Records for this exercise
* Start *
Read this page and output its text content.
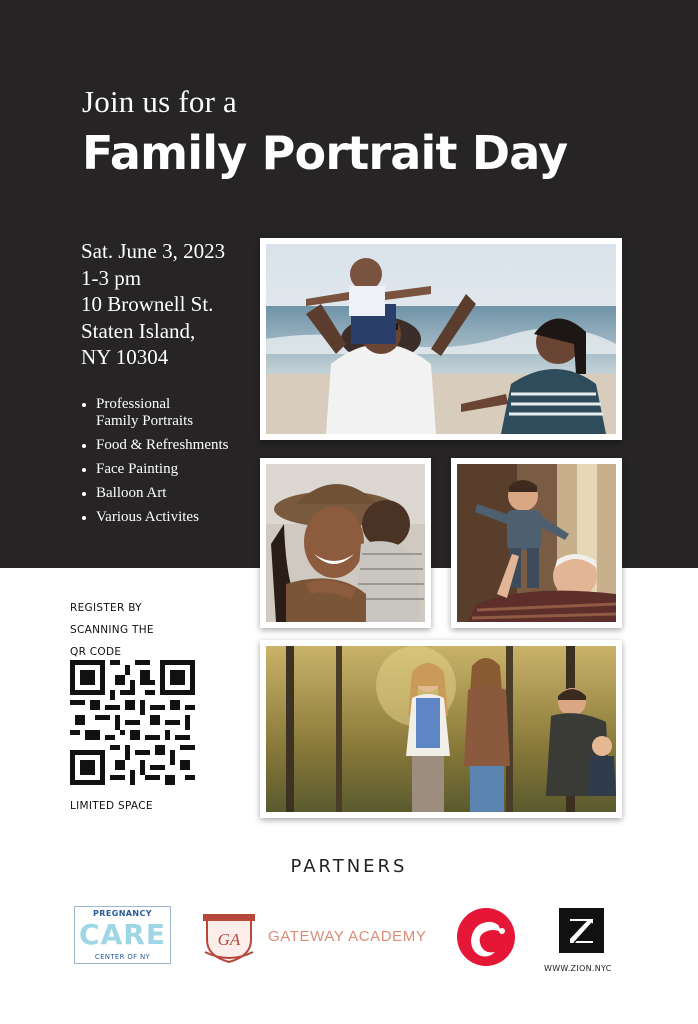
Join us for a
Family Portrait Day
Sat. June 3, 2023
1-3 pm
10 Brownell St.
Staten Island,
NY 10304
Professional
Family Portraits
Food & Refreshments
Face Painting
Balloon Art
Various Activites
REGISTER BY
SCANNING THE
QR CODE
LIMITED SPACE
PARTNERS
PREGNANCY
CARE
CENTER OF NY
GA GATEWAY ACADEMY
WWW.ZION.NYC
* End *
* Start *
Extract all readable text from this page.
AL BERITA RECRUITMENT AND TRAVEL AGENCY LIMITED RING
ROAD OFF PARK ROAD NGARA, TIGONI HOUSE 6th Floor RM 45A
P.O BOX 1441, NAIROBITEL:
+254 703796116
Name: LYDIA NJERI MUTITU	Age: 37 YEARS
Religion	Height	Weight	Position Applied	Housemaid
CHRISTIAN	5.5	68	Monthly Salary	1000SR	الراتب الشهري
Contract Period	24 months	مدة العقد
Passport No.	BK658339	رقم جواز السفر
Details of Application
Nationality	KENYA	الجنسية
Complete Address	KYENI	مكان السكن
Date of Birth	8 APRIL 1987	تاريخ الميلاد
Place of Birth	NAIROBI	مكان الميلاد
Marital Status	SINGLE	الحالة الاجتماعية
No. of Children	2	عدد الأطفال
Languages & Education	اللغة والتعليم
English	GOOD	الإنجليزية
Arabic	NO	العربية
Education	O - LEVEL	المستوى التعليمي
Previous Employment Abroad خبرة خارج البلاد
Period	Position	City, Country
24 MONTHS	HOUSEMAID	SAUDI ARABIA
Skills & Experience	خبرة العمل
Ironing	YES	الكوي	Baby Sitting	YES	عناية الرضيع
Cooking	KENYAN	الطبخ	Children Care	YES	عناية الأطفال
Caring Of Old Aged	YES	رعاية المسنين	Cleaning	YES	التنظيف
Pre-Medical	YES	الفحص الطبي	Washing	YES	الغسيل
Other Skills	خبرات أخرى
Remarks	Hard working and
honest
* End *
What is required
In the entries above, identify every line with the word "LIMITED". Copy those lines.

Finished answer
LIMITED SPACE
AL BERITA RECRUITMENT AND TRAVEL AGENCY LIMITED RING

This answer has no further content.